SHORT PROBLEM :: Gather the lines that hold the string "征求意见的函".

ENTRIES ::
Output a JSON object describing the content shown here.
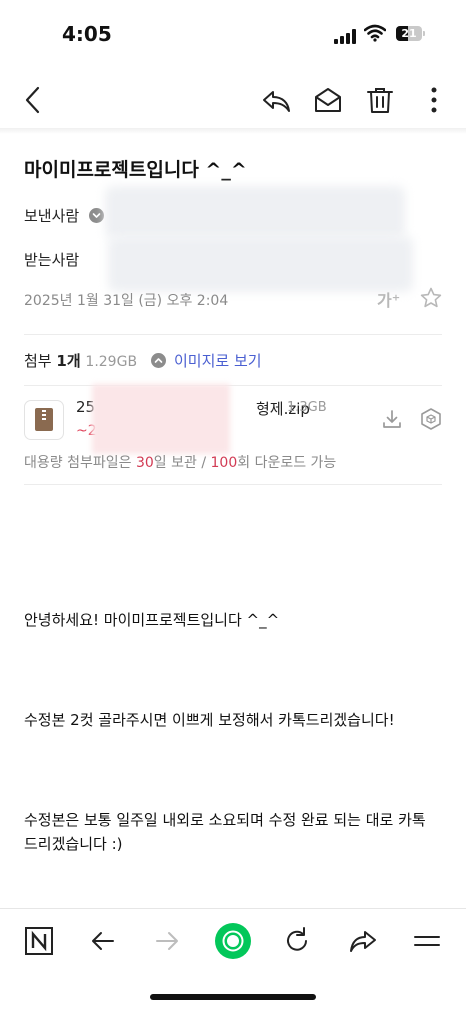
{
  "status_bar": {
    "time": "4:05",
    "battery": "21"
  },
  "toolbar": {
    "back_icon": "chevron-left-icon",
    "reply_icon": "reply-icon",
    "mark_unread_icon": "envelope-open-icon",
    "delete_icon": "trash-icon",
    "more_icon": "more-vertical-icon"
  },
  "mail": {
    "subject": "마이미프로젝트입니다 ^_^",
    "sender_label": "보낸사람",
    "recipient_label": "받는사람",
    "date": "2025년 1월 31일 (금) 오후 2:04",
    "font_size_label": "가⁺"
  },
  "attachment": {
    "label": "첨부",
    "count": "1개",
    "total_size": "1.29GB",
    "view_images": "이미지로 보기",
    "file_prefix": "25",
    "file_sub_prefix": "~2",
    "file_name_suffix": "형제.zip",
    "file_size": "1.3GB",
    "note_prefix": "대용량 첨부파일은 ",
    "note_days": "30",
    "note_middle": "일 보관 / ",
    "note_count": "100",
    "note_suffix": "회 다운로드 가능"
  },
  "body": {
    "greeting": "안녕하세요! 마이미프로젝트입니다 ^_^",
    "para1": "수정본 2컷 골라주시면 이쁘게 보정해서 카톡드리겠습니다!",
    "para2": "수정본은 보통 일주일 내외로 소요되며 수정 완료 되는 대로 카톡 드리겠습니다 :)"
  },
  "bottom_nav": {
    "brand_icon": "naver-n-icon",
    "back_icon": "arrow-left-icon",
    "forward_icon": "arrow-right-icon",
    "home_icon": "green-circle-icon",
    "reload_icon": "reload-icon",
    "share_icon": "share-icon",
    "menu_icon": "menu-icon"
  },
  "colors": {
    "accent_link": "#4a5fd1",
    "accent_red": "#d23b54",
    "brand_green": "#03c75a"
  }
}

--

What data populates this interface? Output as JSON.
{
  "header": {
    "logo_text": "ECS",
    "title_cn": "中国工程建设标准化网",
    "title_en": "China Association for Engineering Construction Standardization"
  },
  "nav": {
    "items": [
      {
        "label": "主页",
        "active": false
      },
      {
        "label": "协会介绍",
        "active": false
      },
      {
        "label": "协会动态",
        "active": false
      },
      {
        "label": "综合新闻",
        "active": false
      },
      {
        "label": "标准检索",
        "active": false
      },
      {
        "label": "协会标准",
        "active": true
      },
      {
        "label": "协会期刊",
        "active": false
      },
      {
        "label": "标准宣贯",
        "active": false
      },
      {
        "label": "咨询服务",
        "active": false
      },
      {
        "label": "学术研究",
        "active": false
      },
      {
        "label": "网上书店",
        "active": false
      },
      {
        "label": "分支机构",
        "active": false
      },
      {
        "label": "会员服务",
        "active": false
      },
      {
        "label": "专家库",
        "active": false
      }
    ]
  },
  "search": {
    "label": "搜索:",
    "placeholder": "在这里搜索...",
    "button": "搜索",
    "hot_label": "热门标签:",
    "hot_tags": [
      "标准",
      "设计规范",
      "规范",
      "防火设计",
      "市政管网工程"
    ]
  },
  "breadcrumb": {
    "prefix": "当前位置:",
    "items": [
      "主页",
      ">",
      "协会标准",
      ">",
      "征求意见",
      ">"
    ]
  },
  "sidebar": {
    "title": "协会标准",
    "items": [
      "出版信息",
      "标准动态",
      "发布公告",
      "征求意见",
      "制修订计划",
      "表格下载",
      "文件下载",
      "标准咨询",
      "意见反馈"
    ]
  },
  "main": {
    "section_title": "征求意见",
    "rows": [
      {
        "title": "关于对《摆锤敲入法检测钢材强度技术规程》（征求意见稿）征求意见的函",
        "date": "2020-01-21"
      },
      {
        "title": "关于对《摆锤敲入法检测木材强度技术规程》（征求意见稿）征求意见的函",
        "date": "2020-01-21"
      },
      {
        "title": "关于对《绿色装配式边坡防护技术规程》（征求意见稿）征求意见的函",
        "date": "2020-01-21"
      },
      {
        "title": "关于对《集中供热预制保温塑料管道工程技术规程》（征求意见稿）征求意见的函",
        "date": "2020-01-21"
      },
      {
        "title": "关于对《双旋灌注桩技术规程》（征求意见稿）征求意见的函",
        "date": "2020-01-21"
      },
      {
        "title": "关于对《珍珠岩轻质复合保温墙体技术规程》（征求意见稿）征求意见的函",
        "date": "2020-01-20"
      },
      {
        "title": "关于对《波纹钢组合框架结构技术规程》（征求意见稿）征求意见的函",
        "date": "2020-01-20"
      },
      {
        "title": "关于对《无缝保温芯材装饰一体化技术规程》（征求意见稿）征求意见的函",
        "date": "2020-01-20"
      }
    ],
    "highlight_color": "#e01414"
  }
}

SOLUTION FOR THIS EXERCISE ::
        "title": "关于对《摆锤敲入法检测钢材强度技术规程》（征求意见稿）征求意见的函",
        "title": "关于对《摆锤敲入法检测木材强度技术规程》（征求意见稿）征求意见的函",
        "title": "关于对《绿色装配式边坡防护技术规程》（征求意见稿）征求意见的函",
        "title": "关于对《集中供热预制保温塑料管道工程技术规程》（征求意见稿）征求意见的函",
        "title": "关于对《双旋灌注桩技术规程》（征求意见稿）征求意见的函",
        "title": "关于对《珍珠岩轻质复合保温墙体技术规程》（征求意见稿）征求意见的函",
        "title": "关于对《波纹钢组合框架结构技术规程》（征求意见稿）征求意见的函",
        "title": "关于对《无缝保温芯材装饰一体化技术规程》（征求意见稿）征求意见的函",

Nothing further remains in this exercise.